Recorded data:
**********

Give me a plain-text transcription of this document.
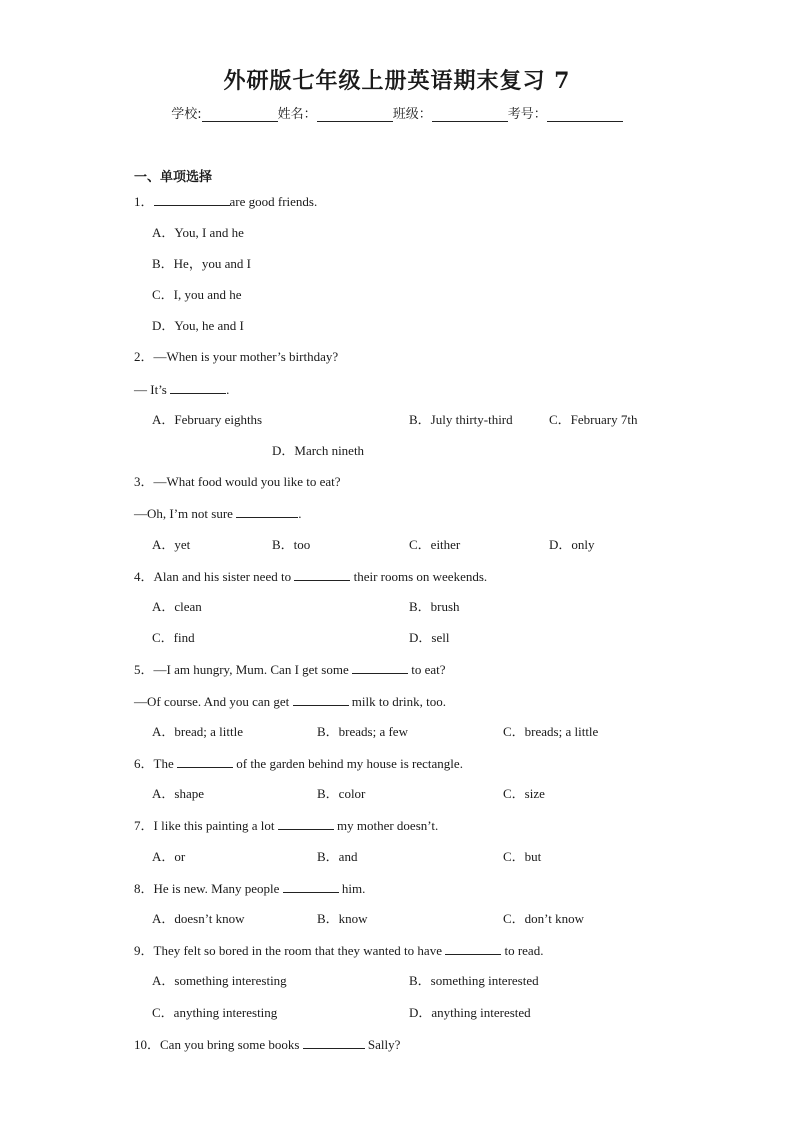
外研版七年级上册英语期末复习 7
学校:	姓名：	班级：	考号：
一、单项选择
1．	are good friends.
A．You, I and he
B．He，you and I
C．I, you and he
D．You, he and I
2．—When is your mother’s birthday?
— It’s	.
A．February eighths	B．July thirty-third	C．February 7th
D．March nineth
3．—What food would you like to eat?
—Oh, I’m not sure	.
A．yet	B．too	C．either	D．only
4．Alan and his sister need to	their rooms on weekends.
A．clean	B．brush
C．find	D．sell
5．—I am hungry, Mum. Can I get some	to eat?
—Of course. And you can get	milk to drink, too.
A．bread; a little	B．breads; a few	C．breads; a little
6．The	of the garden behind my house is rectangle.
A．shape	B．color	C．size
7．I like this painting a lot	my mother doesn’t.
A．or	B．and	C．but
8．He is new. Many people	him.
A．doesn’t know	B．know	C．don’t know
9．They felt so bored in the room that they wanted to have	to read.
A．something interesting	B．something interested
C．anything interesting	D．anything interested
10．Can you bring some books	Sally?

**********

Written task
In this exercise, set down all of the data exactly, without the pictures.

The completed task
Give me a plain-text transcription of this document.
外研版七年级上册英语期末复习 7
学校:	姓名：	班级：	考号：
一、单项选择
1．	are good friends.
A．You, I and he
B．He，you and I
C．I, you and he
D．You, he and I
2．—When is your mother’s birthday?
— It’s	.
A．February eighths	B．July thirty-third	C．February 7th
D．March nineth
3．—What food would you like to eat?
—Oh, I’m not sure	.
A．yet	B．too	C．either	D．only
4．Alan and his sister need to	their rooms on weekends.
A．clean	B．brush
C．find	D．sell
5．—I am hungry, Mum. Can I get some	to eat?
—Of course. And you can get	milk to drink, too.
A．bread; a little	B．breads; a few	C．breads; a little
6．The	of the garden behind my house is rectangle.
A．shape	B．color	C．size
7．I like this painting a lot	my mother doesn’t.
A．or	B．and	C．but
8．He is new. Many people	him.
A．doesn’t know	B．know	C．don’t know
9．They felt so bored in the room that they wanted to have	to read.
A．something interesting	B．something interested
C．anything interesting	D．anything interested
10．Can you bring some books	Sally?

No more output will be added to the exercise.